• [Task details]: Repeat the records below exactly, leaving out every picture.

——————————

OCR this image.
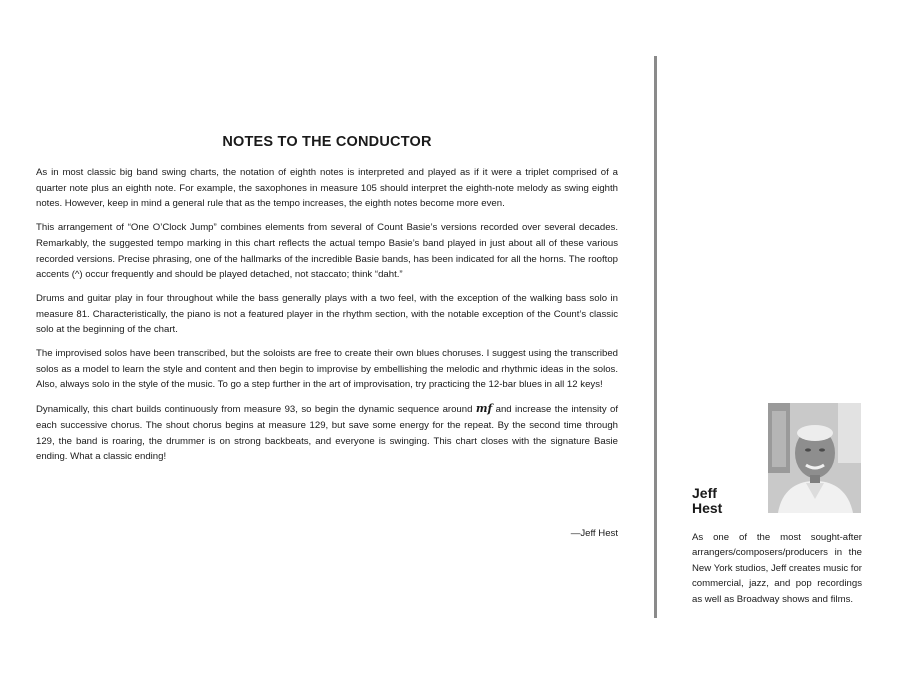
NOTES TO THE CONDUCTOR

As in most classic big band swing charts, the notation of eighth notes is interpreted and played as if it were a triplet comprised of a quarter note plus an eighth note. For example, the saxophones in measure 105 should interpret the eighth-note melody as swing eighth notes. However, keep in mind a general rule that as the tempo increases, the eighth notes become more even.

This arrangement of “One O’Clock Jump” combines elements from several of Count Basie’s versions recorded over several decades. Remarkably, the suggested tempo marking in this chart reflects the actual tempo Basie’s band played in just about all of these various recorded versions. Precise phrasing, one of the hallmarks of the incredible Basie bands, has been indicated for all the horns. The rooftop accents (^) occur frequently and should be played detached, not staccato; think “daht.”

Drums and guitar play in four throughout while the bass generally plays with a two feel, with the exception of the walking bass solo in measure 81. Characteristically, the piano is not a featured player in the rhythm section, with the notable exception of the Count’s classic solo at the beginning of the chart.

The improvised solos have been transcribed, but the soloists are free to create their own blues choruses. I suggest using the transcribed solos as a model to learn the style and content and then begin to improvise by embellishing the melodic and rhythmic ideas in the solos. Also, always solo in the style of the music. To go a step further in the art of improvisation, try practicing the 12-bar blues in all 12 keys!

Dynamically, this chart builds continuously from measure 93, so begin the dynamic sequence around mf and increase the intensity of each successive chorus. The shout chorus begins at measure 129, but save some energy for the repeat. By the second time through 129, the band is roaring, the drummer is on strong backbeats, and everyone is swinging. This chart closes with the signature Basie ending. What a classic ending!

—Jeff Hest
Jeff
Hest
As one of the most sought-after arrangers/composers/producers in the New York studios, Jeff creates music for commercial, jazz, and pop recordings as well as Broadway shows and films.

——————————

• [Reply to the task]:
OCR this image.
NOTES TO THE CONDUCTOR

As in most classic big band swing charts, the notation of eighth notes is interpreted and played as if it were a triplet comprised of a quarter note plus an eighth note. For example, the saxophones in measure 105 should interpret the eighth-note melody as swing eighth notes. However, keep in mind a general rule that as the tempo increases, the eighth notes become more even.

This arrangement of “One O’Clock Jump” combines elements from several of Count Basie’s versions recorded over several decades. Remarkably, the suggested tempo marking in this chart reflects the actual tempo Basie’s band played in just about all of these various recorded versions. Precise phrasing, one of the hallmarks of the incredible Basie bands, has been indicated for all the horns. The rooftop accents (^) occur frequently and should be played detached, not staccato; think “daht.”

Drums and guitar play in four throughout while the bass generally plays with a two feel, with the exception of the walking bass solo in measure 81. Characteristically, the piano is not a featured player in the rhythm section, with the notable exception of the Count’s classic solo at the beginning of the chart.

The improvised solos have been transcribed, but the soloists are free to create their own blues choruses. I suggest using the transcribed solos as a model to learn the style and content and then begin to improvise by embellishing the melodic and rhythmic ideas in the solos. Also, always solo in the style of the music. To go a step further in the art of improvisation, try practicing the 12-bar blues in all 12 keys!

Dynamically, this chart builds continuously from measure 93, so begin the dynamic sequence around mf and increase the intensity of each successive chorus. The shout chorus begins at measure 129, but save some energy for the repeat. By the second time through 129, the band is roaring, the drummer is on strong backbeats, and everyone is swinging. This chart closes with the signature Basie ending. What a classic ending!

—Jeff Hest
Jeff
Hest
As one of the most sought-after arrangers/composers/producers in the New York studios, Jeff creates music for commercial, jazz, and pop recordings as well as Broadway shows and films.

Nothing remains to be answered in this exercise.